Collect all lines from the listing that include the string "your".

START

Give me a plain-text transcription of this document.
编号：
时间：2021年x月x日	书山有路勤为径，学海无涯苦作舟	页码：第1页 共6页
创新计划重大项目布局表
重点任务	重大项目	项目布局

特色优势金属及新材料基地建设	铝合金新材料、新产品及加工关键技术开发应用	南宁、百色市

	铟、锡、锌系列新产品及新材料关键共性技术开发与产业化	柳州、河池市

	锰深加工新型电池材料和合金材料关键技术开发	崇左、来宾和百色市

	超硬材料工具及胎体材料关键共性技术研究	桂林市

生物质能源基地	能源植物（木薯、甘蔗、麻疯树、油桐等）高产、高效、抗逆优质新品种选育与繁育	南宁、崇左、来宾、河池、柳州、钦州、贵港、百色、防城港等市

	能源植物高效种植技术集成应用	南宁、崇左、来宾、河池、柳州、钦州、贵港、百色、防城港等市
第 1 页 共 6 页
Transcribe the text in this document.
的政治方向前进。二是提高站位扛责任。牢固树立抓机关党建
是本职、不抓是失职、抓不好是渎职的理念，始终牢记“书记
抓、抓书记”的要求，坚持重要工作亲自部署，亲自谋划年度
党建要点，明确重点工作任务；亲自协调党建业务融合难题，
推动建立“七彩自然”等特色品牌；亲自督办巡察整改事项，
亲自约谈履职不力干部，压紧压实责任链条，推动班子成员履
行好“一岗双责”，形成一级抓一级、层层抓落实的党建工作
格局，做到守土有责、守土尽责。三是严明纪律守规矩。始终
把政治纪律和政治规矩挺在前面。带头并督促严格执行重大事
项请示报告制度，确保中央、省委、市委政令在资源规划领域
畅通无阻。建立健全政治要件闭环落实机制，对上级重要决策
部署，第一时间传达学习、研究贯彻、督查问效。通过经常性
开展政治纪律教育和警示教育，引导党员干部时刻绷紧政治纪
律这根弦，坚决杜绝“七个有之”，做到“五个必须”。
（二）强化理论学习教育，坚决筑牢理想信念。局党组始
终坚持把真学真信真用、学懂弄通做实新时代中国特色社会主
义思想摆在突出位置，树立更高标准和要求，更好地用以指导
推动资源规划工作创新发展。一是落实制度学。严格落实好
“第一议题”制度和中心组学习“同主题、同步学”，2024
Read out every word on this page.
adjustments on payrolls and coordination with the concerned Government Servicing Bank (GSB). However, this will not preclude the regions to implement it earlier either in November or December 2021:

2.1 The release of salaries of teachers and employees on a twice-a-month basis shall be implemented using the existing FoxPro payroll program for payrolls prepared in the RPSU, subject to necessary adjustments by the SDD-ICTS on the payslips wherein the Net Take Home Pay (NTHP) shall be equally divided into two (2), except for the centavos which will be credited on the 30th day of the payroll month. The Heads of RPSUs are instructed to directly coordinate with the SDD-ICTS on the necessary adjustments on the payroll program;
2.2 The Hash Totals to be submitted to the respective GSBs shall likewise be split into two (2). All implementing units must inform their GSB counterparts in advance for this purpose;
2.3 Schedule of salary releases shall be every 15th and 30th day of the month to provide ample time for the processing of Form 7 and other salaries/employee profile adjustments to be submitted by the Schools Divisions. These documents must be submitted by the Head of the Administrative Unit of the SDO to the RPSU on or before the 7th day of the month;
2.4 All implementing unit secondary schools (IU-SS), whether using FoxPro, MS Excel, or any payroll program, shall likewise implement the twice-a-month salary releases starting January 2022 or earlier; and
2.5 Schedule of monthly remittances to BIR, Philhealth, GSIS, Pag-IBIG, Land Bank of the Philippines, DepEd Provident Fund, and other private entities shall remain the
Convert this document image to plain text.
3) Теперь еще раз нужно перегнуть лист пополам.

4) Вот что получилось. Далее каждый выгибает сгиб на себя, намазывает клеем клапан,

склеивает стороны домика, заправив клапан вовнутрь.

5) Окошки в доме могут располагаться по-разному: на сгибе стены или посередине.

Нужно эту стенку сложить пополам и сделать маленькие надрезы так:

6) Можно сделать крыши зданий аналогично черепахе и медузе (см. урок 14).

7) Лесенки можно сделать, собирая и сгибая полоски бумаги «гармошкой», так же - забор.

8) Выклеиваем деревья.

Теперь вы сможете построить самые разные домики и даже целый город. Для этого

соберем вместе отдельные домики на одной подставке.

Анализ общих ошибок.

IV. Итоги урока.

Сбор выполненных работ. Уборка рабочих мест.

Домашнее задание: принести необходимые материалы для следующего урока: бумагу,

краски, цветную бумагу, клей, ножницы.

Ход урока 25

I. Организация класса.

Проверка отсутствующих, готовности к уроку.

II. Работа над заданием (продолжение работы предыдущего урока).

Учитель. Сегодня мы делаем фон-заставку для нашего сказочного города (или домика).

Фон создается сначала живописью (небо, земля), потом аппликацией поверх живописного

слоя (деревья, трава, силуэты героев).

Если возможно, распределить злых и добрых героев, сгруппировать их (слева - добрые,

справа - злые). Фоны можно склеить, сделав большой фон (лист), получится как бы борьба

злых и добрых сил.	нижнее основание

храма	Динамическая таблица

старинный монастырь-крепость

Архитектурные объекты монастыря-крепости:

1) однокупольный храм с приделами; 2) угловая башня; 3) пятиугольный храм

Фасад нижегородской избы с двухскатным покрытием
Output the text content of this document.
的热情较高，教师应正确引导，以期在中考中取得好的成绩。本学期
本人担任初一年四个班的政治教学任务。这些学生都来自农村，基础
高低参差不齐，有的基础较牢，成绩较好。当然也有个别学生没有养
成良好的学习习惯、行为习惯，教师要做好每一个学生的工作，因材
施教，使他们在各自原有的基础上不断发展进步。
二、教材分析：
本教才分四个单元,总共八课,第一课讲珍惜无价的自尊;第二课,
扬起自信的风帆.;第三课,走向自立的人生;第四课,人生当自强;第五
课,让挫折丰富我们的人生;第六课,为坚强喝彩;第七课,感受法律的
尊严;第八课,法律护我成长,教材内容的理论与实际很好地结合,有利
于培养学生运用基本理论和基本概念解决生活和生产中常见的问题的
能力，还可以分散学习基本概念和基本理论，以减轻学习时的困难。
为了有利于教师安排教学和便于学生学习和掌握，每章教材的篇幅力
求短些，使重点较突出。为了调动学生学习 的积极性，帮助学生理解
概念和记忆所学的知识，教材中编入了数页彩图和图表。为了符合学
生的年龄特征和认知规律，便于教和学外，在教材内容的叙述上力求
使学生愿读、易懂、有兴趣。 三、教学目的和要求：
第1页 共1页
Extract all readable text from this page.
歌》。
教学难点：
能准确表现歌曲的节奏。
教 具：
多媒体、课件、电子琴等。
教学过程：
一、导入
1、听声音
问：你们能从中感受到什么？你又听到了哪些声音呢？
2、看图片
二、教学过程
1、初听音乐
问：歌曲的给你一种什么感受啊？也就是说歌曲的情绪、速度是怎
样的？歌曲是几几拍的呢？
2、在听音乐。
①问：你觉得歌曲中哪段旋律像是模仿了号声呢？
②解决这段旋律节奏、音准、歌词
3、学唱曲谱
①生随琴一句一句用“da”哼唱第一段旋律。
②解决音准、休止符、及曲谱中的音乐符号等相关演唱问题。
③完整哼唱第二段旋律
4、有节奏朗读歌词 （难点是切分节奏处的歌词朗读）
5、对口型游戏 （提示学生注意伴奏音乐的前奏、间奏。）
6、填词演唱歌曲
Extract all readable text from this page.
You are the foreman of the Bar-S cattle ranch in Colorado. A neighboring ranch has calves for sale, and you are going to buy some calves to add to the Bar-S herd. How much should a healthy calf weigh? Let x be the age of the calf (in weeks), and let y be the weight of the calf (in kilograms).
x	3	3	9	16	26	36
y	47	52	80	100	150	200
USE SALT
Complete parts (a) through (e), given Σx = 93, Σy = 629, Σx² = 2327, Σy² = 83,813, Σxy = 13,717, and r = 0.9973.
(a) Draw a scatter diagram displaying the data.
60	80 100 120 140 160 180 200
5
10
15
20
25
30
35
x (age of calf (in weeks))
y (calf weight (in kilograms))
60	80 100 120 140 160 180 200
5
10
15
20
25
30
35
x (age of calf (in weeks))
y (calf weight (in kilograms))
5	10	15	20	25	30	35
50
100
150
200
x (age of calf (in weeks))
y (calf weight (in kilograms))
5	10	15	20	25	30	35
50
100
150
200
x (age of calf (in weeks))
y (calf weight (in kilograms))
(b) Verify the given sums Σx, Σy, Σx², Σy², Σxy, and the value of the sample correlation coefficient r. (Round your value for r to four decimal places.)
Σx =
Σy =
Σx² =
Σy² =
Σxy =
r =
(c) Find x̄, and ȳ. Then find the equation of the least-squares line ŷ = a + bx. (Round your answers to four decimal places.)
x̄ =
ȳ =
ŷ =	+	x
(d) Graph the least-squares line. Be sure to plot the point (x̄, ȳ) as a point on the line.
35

END

**Task answer**
(b) Verify the given sums Σx, Σy, Σx², Σy², Σxy, and the value of the sample correlation coefficient r. (Round your value for r to four decimal places.)
(c) Find x̄, and ȳ. Then find the equation of the least-squares line ŷ = a + bx. (Round your answers to four decimal places.)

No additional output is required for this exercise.